• Prompt
Using the data below, determine the number of lines that include the string "Alex". Write only that number.

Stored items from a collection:
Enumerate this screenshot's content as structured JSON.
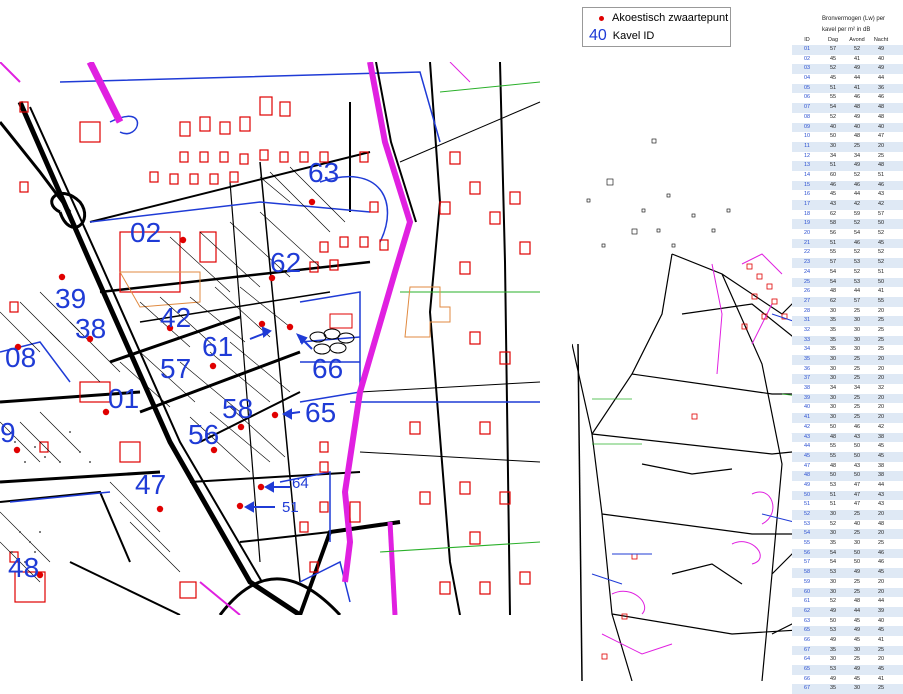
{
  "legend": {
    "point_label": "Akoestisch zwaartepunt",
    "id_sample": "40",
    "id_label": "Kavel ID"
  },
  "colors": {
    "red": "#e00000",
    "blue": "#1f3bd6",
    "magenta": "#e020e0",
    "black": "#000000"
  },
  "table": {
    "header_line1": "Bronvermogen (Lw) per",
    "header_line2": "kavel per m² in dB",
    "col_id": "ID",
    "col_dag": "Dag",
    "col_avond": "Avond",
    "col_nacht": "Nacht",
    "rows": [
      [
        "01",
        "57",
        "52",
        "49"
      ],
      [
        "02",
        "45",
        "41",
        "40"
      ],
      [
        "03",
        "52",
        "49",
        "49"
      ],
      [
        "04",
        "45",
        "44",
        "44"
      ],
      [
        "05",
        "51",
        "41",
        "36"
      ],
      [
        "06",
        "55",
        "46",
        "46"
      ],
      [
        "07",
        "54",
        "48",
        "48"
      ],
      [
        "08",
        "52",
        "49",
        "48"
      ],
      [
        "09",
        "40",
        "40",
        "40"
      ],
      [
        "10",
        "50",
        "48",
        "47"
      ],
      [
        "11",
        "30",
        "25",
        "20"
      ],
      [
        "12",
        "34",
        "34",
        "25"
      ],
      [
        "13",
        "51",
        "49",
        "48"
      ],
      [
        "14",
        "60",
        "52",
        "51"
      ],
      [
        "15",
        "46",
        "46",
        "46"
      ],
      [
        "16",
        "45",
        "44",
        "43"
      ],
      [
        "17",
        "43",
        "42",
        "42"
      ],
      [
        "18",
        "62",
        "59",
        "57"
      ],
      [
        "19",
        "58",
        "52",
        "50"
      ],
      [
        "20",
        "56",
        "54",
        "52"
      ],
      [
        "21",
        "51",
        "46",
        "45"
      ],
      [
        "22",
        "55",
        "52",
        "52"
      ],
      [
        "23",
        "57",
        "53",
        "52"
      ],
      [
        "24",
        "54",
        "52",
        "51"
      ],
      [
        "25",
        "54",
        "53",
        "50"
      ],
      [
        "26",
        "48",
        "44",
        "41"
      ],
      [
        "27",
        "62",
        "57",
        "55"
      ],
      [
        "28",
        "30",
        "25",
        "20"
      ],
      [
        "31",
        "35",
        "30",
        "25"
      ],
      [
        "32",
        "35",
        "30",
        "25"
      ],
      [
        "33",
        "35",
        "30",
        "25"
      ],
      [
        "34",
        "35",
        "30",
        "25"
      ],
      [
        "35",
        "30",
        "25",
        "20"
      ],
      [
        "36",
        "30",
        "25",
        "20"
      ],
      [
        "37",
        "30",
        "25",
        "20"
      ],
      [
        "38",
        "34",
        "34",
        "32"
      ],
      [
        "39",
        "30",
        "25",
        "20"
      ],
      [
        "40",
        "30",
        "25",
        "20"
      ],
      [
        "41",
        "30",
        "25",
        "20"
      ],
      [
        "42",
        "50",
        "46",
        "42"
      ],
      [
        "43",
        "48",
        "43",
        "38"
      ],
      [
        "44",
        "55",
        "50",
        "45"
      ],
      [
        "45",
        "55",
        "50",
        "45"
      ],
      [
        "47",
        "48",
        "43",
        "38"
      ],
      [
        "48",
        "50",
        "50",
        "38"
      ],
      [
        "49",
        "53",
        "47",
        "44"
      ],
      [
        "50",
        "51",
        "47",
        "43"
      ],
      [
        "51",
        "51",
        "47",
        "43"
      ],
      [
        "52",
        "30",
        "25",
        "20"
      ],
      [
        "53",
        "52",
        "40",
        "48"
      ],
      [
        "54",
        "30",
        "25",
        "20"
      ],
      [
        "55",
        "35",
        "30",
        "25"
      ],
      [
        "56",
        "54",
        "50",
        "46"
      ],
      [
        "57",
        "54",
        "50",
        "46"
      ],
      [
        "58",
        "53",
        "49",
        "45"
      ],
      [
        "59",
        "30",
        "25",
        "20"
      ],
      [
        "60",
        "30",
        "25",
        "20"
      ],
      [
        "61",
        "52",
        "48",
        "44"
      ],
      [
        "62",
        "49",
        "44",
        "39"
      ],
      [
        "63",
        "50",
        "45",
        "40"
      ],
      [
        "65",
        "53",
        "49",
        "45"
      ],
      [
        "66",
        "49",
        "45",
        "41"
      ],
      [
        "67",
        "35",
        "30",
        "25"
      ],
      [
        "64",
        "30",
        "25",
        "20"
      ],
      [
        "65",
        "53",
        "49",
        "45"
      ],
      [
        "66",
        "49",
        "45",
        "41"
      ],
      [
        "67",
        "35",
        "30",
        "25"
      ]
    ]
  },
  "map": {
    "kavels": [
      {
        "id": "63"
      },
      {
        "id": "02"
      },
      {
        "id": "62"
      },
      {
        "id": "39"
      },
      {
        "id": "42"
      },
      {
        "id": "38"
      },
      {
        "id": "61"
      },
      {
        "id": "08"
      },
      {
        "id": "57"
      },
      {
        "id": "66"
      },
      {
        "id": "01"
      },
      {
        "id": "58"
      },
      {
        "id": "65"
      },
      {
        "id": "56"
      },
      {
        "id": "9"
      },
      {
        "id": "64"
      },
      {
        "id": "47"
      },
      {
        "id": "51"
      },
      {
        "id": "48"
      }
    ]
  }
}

--

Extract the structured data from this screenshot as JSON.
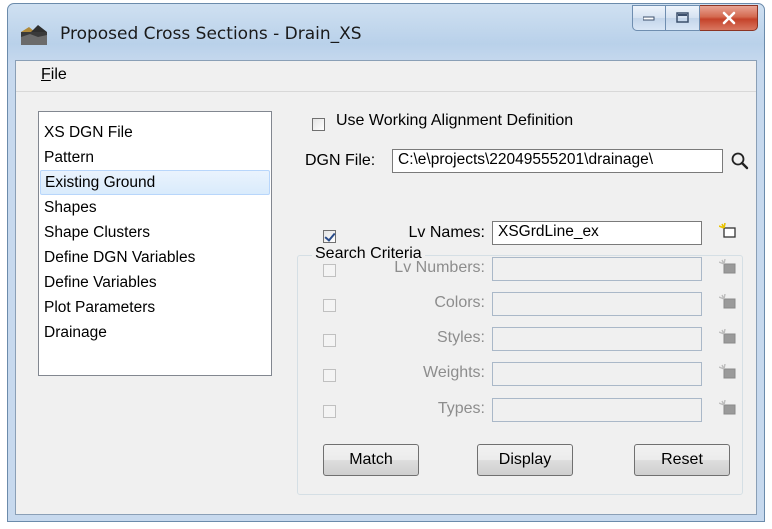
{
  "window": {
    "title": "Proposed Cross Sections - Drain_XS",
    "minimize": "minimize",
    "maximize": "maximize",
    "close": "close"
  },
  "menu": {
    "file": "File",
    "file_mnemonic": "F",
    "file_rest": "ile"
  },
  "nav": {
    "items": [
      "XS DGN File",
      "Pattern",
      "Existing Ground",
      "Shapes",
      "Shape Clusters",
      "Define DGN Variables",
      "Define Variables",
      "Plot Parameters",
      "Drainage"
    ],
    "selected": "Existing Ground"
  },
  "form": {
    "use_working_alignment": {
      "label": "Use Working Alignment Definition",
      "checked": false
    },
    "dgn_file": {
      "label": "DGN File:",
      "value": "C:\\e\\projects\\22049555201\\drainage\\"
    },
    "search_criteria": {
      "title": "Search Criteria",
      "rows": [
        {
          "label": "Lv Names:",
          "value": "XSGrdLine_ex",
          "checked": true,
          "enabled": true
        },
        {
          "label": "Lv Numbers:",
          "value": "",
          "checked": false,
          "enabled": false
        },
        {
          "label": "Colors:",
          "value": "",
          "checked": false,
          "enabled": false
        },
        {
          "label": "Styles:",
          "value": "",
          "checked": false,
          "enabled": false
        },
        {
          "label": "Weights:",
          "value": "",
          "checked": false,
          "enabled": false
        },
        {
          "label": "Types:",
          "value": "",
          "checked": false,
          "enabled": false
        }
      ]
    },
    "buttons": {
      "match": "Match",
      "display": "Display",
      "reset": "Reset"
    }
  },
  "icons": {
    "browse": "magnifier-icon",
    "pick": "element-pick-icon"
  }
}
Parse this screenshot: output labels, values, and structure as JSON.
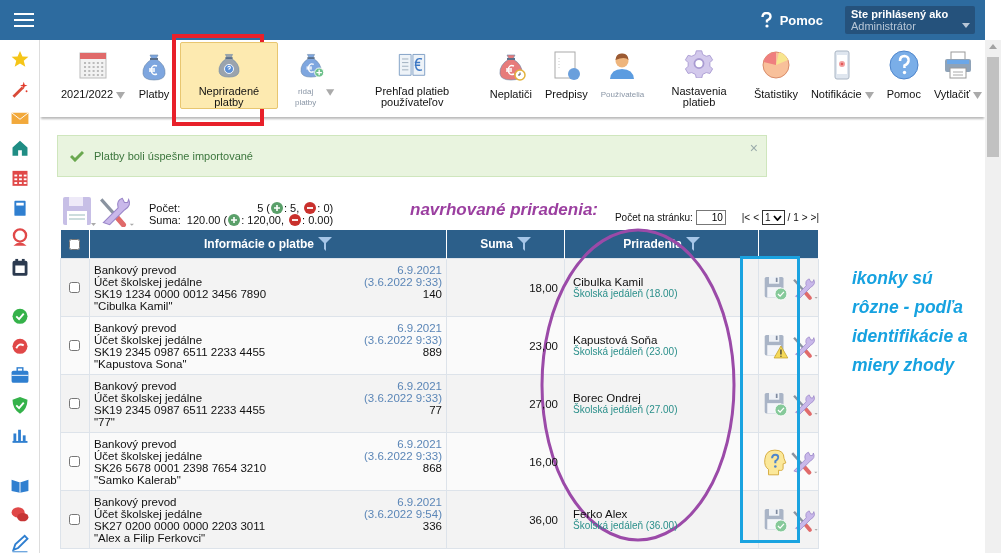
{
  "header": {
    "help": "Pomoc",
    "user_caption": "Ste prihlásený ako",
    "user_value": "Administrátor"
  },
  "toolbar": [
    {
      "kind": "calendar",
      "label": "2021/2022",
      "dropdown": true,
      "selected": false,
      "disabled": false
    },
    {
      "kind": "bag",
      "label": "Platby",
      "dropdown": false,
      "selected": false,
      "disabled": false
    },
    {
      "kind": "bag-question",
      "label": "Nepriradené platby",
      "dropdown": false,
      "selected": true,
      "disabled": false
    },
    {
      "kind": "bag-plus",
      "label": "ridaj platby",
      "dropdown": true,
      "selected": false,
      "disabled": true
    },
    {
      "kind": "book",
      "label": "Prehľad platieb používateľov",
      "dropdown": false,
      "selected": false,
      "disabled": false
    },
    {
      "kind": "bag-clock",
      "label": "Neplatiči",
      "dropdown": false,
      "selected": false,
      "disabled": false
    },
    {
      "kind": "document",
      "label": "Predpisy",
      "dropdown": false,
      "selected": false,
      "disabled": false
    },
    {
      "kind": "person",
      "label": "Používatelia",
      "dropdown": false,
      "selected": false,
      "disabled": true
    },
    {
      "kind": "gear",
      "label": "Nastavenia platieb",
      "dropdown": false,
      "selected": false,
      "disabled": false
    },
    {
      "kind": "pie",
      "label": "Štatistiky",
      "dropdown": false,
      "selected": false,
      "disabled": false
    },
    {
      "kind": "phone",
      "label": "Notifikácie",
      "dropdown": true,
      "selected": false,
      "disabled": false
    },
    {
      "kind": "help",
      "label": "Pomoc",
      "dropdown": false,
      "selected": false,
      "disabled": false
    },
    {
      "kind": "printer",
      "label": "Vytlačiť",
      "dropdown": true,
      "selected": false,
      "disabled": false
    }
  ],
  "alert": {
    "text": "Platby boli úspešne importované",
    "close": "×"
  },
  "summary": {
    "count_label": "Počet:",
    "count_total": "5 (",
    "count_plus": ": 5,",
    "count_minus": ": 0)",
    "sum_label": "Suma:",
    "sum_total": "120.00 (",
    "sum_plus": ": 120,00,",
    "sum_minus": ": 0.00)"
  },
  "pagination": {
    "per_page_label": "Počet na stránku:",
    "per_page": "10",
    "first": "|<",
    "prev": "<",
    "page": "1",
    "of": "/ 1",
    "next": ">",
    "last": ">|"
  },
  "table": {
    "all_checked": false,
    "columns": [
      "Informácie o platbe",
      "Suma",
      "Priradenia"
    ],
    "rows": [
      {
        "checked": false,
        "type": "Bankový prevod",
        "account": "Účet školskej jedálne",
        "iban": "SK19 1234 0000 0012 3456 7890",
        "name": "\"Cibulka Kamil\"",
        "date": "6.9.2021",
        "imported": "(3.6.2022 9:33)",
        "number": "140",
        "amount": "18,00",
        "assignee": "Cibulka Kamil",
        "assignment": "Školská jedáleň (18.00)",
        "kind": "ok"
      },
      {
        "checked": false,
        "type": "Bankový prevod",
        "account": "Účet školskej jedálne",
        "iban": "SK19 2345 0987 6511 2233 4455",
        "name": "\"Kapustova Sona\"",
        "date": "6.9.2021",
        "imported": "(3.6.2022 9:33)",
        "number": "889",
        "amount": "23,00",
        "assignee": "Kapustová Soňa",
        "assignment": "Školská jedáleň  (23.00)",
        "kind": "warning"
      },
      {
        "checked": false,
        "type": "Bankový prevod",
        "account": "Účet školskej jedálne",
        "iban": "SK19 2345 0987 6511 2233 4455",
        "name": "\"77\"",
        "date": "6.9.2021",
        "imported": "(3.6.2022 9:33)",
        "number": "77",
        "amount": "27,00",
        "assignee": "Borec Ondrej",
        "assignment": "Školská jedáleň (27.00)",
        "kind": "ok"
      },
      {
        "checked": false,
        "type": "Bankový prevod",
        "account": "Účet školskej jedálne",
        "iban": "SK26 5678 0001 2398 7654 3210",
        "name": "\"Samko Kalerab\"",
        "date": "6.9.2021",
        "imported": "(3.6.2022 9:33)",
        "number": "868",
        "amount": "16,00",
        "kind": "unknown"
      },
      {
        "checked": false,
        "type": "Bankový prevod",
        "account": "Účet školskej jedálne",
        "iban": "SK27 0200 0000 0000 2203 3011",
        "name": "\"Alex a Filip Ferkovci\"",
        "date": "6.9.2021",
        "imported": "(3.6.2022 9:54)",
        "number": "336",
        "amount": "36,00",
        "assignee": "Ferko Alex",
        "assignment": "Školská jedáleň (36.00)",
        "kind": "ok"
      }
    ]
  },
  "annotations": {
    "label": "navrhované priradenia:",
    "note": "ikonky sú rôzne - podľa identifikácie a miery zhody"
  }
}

• Worked solution
2